> **Selected extract**
* * * *

Upendra Yadav says an apartheid-like situation exists. “Racism is rampant in the higher echelons. Any person with a dark skin is looked down upon and not considered worthy of any top position in the government departments, leave alone political circles. Even though we form 51 per cent of the population, our representation in government jobs, civil services, police and the army is negligible if not non-existent,” he says.

Yadav was a professor of political science at Tribhuvan University in Kathmandu till 2006, when the first Madhesh movement demanding equal rights and representation was launched. He formed his own party, then called Madhesi Jan Vikar Forum Nepal and joined the movement, which was also demanding a democratic and federal system in the country. Even though the Madhesi parties were not ideologically close to the Maoists led by Prachanda, they found common cause in agitating for a system where every citizen could have equal rights and socio-political representation.

“The terai people are part of an ancient civilisation that dates back at least 5,000 years. We are Mithila people who have inhabited this land since much before the present ruling elite–hill Brahmins and Kshatriyas. The denial of rights to indigenous people (the region includes the greater Mithila Pradesh) is nothing short of internal colonisation.”

It is known that the Gorkhalis, the larger Gorkha clan, are a mixture of hill races and migrants from Rajasthan, Gujarat, Kumaon and Garhwal valleys. They fled their homelands during the expansion of Mughal rule in India and intermingled with the hill populations, consolidating the tribal Gorkha identity into that of a warrior race. They also diversified into other Rajput clans in Nepal today, like the Chhetris and some offshoots of indigenous Gurung tribe.

***

The first major push for democracy came in 1990, when the Left parties and the Nepali Congress united against the regressive panchayat system of King Mahendra. While the system was supposed to show the world, specifically India, that a democratic system was in place, it was stage-managed by confidants of the king. He had absolute control over the leaders and could remove anyone at his whim. It degenerated into a feudal enterprise run by the king’s loyalists and hardened into a regressive machinery against which, the political parties and youth eventually rose.

Yugnath Sharma Pundel, editor-in-chief of bilingual newspaper Commander Post based in Kathmandu, was a student leader when Ganesh Man Singh, considered the greatest pro-democracy and human rights leader of Nepal, gave the call for uniting against the monarch.

“The call was simple: hold elections and elect people’s leaders directly to a parliamentary system. The king could no longer decide who represented the people.” Most leading politicians in Nepal today were part of the movement as student leaders but split into different groups thereafter. The strongest came up in 1996 under the Maoists who, armed by China, launched an insurgency. Pundel says Indian policy was to side with the monarch since the time of Nehru, under whom then king Tribhuvan was given asylum in India while the Ranas took over control. India also quietly backed the Ranas to buy their allegiance and keep China at bay. The government followed the same policy when the Maoists were gaining strength in Nepal.

* * * *

> **Prompt 1**
In the records, duplicate the lines from the one containing "tree-rows: ▷ Environment" up to and including the one containing "tree-item[interactable]: ▷ Web", with each line unchanged.
The text and the records have nothing to do with each other.

* * * *

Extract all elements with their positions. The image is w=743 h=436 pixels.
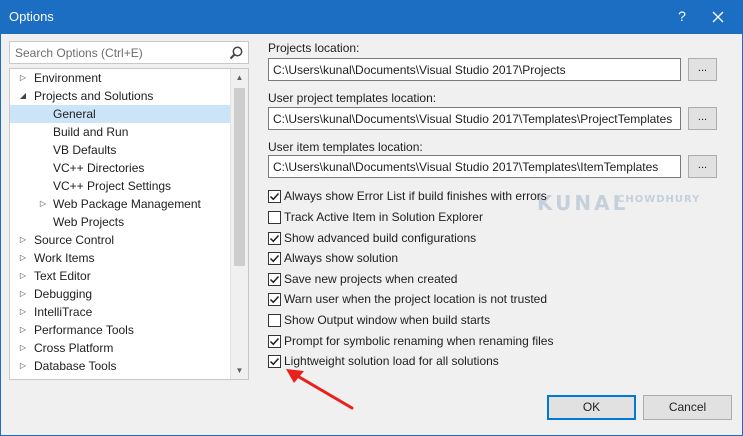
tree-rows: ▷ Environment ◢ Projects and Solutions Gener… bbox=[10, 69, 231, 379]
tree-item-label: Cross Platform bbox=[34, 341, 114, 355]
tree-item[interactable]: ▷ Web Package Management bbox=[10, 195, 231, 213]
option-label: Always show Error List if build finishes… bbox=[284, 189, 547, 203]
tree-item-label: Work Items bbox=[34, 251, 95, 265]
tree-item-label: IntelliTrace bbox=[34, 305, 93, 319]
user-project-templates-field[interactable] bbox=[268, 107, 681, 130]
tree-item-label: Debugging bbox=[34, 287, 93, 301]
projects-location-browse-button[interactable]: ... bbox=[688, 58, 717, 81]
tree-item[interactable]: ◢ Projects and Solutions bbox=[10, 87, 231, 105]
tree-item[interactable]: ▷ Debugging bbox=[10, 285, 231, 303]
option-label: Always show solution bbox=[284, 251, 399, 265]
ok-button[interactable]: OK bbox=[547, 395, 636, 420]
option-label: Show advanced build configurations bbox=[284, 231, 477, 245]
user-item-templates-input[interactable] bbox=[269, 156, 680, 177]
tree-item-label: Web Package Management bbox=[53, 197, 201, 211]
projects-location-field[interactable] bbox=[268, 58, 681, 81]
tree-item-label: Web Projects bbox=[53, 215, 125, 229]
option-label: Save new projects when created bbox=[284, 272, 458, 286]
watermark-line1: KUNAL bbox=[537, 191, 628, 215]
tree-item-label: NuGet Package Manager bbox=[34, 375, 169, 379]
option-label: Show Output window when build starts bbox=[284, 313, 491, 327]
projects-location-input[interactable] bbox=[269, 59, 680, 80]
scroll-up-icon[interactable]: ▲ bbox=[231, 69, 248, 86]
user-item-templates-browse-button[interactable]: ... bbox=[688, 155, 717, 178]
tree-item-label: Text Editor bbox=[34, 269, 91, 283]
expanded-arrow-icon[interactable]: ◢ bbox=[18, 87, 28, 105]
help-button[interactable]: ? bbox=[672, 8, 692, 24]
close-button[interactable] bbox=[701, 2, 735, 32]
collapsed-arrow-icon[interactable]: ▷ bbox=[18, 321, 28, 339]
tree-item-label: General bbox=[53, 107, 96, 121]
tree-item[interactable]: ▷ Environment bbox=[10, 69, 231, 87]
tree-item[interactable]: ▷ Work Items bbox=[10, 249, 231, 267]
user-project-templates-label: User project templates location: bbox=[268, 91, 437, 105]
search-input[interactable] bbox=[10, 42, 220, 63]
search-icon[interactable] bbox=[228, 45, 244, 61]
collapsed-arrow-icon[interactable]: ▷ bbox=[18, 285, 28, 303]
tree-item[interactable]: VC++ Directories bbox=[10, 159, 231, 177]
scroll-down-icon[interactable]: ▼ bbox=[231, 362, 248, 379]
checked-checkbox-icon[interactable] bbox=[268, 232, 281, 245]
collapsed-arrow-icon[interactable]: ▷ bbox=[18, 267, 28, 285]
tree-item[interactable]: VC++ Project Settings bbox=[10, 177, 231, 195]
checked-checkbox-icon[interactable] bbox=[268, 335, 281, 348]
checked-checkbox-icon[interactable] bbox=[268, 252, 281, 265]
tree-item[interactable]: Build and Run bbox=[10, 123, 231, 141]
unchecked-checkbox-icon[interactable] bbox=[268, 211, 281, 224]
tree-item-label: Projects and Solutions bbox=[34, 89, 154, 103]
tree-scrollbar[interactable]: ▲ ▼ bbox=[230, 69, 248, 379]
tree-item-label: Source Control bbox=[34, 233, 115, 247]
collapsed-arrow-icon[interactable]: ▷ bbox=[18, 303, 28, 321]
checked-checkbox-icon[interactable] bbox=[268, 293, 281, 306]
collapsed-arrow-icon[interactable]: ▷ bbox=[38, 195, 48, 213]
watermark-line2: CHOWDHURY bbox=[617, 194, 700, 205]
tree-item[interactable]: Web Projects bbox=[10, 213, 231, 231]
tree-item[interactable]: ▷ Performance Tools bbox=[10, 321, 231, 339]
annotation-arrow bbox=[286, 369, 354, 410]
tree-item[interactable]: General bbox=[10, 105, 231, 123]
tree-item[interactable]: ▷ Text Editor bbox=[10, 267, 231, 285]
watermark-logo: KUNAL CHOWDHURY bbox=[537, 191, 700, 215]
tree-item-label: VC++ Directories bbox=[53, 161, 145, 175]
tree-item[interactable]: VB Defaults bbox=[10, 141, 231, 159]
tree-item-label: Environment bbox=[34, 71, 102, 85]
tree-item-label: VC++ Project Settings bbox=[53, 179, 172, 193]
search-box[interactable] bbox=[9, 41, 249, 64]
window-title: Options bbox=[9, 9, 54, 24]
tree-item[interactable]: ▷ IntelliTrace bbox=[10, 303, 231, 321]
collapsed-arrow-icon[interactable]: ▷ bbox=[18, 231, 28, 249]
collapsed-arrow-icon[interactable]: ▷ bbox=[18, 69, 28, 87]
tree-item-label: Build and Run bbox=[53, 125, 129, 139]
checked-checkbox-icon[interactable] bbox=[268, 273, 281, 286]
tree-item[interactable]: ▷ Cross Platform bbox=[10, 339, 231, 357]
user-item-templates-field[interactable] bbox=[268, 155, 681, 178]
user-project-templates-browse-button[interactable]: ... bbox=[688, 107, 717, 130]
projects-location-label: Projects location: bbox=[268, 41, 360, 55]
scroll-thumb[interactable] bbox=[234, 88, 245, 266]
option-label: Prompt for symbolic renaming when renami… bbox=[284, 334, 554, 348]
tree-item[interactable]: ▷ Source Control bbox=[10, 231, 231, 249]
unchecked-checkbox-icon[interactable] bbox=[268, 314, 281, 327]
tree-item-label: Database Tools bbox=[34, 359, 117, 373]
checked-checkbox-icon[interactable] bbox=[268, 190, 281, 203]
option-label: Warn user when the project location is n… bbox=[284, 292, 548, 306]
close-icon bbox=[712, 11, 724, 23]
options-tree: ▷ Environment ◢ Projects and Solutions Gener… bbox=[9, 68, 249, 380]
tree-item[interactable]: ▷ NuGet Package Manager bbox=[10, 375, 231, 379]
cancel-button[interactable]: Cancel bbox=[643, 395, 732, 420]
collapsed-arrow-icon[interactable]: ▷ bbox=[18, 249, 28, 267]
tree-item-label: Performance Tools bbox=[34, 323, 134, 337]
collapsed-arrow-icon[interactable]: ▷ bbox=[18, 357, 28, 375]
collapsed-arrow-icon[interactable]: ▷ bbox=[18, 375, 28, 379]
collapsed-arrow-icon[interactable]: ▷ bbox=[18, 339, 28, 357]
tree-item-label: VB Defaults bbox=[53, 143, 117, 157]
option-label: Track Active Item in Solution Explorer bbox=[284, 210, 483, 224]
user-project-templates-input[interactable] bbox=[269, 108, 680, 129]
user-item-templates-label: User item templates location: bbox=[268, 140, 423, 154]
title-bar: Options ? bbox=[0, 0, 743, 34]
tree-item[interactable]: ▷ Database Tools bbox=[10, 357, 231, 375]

* * * *

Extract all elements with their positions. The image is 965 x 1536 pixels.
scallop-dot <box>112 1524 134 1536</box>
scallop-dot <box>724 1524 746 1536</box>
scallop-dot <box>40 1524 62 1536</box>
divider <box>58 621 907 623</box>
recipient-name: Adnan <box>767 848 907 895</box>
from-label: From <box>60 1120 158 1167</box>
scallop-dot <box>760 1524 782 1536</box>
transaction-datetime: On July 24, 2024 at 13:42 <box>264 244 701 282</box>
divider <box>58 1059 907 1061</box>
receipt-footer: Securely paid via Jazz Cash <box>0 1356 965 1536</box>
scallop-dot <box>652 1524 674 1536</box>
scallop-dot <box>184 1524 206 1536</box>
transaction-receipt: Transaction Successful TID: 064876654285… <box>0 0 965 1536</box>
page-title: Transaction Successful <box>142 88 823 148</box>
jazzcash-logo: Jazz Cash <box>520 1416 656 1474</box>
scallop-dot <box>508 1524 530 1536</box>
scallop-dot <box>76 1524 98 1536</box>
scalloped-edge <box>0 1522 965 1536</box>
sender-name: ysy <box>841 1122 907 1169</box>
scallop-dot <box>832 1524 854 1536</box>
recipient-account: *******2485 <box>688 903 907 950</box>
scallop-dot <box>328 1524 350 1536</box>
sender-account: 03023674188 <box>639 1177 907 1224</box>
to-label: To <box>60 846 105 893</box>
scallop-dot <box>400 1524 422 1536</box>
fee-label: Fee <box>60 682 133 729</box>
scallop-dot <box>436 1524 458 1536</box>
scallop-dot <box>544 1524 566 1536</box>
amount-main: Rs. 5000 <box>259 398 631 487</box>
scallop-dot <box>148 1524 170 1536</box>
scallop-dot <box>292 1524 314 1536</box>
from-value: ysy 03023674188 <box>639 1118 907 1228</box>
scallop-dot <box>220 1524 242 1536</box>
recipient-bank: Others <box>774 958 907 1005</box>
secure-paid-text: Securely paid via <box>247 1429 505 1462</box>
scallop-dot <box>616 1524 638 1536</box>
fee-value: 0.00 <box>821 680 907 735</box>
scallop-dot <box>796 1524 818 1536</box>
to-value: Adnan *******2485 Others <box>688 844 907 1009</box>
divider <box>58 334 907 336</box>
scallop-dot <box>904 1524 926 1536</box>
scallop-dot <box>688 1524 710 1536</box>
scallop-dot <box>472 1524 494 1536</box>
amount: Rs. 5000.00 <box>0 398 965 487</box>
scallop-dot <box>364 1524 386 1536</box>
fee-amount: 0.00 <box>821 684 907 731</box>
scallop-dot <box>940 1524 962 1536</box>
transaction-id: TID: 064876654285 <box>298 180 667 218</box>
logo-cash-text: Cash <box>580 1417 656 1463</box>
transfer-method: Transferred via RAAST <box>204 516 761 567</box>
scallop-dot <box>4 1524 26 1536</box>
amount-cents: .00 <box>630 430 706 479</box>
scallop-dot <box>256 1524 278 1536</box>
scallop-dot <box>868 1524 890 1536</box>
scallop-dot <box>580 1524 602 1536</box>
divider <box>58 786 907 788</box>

* * * *

> **Prompt 2**
According to the passage on Nepal's politics, why did India quietly back the Ranas?

> **Task answer 1**
tree-rows: ▷ Environment ◢ Projects and Solutions Gener… bbox=[10, 69, 231, 379]
tree-item-label: Cross Platform bbox=[34, 341, 114, 355]
tree-item[interactable]: ▷ Web Package Management bbox=[10, 195, 231, 213]

> **Task answer 2**
India backed the Ranas to buy their allegiance and to keep China at bay.